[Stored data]
## START
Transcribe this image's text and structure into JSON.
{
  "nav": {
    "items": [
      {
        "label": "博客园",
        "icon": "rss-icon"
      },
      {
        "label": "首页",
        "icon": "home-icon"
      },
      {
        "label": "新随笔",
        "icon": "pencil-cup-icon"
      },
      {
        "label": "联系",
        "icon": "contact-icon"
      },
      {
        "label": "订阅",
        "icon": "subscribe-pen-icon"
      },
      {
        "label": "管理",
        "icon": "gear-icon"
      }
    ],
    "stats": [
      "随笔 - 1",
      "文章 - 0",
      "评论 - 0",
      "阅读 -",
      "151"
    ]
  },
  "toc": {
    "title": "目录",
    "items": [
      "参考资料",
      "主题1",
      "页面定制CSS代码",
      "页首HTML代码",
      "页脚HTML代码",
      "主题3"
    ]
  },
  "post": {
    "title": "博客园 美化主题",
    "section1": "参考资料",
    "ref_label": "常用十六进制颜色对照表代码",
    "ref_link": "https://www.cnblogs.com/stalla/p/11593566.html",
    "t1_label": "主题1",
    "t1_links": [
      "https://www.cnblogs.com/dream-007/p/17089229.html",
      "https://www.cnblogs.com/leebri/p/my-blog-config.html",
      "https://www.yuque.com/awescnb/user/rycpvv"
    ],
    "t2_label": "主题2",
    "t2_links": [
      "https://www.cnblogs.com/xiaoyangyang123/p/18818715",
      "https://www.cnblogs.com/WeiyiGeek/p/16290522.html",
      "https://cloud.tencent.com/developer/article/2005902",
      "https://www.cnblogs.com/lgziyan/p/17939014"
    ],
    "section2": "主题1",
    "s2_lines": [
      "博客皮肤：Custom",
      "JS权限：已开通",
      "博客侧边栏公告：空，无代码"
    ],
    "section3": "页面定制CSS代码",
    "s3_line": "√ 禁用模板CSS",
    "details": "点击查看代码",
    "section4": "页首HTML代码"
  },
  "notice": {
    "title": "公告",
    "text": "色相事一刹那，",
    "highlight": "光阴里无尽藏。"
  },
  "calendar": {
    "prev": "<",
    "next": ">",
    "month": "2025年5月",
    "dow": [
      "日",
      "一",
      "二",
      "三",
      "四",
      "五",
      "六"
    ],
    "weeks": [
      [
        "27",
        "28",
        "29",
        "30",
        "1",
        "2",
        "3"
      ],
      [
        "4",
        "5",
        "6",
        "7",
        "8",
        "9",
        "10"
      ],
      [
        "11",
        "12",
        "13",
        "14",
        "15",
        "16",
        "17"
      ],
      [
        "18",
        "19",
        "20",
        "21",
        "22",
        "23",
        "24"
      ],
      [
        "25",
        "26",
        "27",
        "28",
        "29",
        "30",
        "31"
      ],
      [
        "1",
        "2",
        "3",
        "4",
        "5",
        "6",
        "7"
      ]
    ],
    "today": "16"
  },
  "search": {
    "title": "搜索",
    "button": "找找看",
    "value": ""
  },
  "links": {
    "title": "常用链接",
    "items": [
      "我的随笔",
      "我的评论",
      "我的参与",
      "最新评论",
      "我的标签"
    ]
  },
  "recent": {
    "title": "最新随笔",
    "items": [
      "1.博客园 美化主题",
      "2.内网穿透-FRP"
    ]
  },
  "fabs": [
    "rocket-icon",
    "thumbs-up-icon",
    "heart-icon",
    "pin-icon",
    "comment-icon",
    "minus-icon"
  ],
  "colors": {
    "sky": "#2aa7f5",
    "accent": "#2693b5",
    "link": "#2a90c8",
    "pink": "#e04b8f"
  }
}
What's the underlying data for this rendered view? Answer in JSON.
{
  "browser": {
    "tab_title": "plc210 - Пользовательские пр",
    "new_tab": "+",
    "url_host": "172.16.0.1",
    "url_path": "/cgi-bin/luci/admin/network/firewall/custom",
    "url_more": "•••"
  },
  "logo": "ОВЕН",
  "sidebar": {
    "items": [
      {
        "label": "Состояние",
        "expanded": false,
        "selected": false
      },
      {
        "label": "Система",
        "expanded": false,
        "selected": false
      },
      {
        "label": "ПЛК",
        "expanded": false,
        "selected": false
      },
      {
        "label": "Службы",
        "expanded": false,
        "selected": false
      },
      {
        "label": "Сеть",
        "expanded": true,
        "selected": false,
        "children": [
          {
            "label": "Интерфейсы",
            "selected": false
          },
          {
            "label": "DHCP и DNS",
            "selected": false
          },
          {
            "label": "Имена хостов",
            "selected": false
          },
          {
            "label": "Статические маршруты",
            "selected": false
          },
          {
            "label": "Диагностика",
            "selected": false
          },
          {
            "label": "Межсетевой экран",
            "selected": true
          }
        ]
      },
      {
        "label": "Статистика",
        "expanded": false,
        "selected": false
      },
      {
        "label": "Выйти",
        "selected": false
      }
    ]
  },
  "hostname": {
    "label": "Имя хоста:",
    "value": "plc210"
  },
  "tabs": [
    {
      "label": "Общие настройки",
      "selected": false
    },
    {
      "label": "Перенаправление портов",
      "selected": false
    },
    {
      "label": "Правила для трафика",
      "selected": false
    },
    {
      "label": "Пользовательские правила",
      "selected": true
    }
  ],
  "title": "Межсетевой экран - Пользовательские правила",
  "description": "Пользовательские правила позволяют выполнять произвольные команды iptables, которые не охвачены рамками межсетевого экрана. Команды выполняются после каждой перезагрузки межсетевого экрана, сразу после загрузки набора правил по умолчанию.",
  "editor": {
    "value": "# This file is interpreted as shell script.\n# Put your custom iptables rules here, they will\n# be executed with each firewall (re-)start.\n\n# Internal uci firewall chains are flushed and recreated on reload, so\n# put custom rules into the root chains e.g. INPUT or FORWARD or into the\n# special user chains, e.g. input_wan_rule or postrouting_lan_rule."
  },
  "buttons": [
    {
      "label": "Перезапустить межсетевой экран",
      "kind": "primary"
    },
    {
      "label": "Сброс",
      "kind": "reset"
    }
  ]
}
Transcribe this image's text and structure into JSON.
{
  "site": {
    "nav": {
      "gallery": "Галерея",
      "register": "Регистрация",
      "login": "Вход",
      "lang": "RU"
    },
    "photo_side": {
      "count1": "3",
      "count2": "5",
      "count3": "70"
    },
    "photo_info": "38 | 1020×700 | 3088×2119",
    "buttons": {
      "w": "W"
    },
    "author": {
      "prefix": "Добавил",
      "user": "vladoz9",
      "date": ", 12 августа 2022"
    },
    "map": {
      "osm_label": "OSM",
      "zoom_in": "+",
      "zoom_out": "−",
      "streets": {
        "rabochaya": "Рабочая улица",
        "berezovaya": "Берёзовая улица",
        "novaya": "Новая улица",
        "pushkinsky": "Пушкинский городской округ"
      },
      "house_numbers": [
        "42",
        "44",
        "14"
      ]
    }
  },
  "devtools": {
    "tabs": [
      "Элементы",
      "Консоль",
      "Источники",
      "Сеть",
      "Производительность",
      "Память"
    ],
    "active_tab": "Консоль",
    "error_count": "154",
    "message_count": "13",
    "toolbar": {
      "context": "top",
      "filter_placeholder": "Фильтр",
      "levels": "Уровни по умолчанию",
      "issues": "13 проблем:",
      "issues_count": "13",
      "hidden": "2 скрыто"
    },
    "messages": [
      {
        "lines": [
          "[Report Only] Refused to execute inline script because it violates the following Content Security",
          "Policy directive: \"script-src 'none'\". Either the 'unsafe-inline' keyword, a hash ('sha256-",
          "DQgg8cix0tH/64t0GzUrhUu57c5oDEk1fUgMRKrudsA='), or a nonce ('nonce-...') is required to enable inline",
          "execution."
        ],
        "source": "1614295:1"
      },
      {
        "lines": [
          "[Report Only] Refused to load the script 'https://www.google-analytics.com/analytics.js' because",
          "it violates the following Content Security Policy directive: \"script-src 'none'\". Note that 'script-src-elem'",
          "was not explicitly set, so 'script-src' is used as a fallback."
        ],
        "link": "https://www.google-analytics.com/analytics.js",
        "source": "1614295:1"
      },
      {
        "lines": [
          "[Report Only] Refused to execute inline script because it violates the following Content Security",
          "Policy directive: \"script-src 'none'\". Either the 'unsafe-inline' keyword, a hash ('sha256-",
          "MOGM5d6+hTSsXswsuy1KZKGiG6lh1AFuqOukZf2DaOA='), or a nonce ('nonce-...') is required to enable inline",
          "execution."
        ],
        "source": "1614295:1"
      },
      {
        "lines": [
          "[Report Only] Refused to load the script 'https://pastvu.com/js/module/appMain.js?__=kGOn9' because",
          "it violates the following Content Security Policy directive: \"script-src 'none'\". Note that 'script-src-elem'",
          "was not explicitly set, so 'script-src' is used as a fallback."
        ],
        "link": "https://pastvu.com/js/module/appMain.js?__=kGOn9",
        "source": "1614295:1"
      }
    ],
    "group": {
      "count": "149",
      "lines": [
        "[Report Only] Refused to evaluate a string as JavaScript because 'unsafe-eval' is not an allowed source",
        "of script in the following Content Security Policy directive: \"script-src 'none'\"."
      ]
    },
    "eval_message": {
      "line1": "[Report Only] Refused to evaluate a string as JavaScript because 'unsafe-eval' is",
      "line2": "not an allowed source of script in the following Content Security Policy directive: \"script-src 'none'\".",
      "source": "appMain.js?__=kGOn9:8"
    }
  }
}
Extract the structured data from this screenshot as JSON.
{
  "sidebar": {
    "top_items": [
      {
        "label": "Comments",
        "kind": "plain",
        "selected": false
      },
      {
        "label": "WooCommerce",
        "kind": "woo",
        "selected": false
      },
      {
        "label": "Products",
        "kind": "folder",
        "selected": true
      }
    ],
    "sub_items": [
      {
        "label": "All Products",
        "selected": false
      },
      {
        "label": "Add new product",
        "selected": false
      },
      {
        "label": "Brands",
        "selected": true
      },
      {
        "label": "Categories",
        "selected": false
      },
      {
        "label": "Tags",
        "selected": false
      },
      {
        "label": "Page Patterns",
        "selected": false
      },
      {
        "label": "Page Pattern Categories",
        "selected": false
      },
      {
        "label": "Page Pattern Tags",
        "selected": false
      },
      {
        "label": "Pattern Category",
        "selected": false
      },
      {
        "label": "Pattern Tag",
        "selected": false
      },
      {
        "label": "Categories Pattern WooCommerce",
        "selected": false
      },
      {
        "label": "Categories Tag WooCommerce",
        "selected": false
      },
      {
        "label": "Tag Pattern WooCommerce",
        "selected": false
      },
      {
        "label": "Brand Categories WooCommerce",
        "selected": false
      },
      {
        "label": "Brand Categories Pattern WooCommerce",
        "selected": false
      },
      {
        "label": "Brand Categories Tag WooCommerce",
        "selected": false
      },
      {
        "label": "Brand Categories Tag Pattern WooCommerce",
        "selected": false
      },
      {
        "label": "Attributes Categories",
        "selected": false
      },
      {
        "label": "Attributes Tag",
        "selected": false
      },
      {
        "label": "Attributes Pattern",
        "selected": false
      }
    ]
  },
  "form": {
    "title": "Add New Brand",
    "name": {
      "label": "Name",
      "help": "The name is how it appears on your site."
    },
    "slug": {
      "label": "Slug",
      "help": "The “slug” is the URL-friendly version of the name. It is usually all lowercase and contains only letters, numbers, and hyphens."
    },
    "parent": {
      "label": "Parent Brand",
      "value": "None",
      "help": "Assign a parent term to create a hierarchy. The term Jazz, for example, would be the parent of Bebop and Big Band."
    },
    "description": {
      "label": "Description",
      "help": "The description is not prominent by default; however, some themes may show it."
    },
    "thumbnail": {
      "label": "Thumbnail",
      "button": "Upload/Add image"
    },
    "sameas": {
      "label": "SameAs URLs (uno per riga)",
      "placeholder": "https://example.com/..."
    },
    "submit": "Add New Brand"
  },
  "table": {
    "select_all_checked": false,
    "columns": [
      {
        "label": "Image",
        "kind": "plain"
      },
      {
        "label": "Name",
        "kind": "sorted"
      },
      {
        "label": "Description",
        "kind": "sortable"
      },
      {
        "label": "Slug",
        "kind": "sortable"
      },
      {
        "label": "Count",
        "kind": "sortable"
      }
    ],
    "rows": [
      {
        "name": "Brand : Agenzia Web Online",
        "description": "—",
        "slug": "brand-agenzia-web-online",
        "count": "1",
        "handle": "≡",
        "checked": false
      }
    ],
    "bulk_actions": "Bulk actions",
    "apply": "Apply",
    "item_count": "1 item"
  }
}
## END
*The exercise*. Show, from the listing above, each line that contains the word "JSON".

*Exercise result*.
Transcribe this image's text and structure into JSON.
What's the underlying data for this rendered view? Answer in JSON.
Transcribe this image's text and structure into JSON.
Extract the structured data from this screenshot as JSON.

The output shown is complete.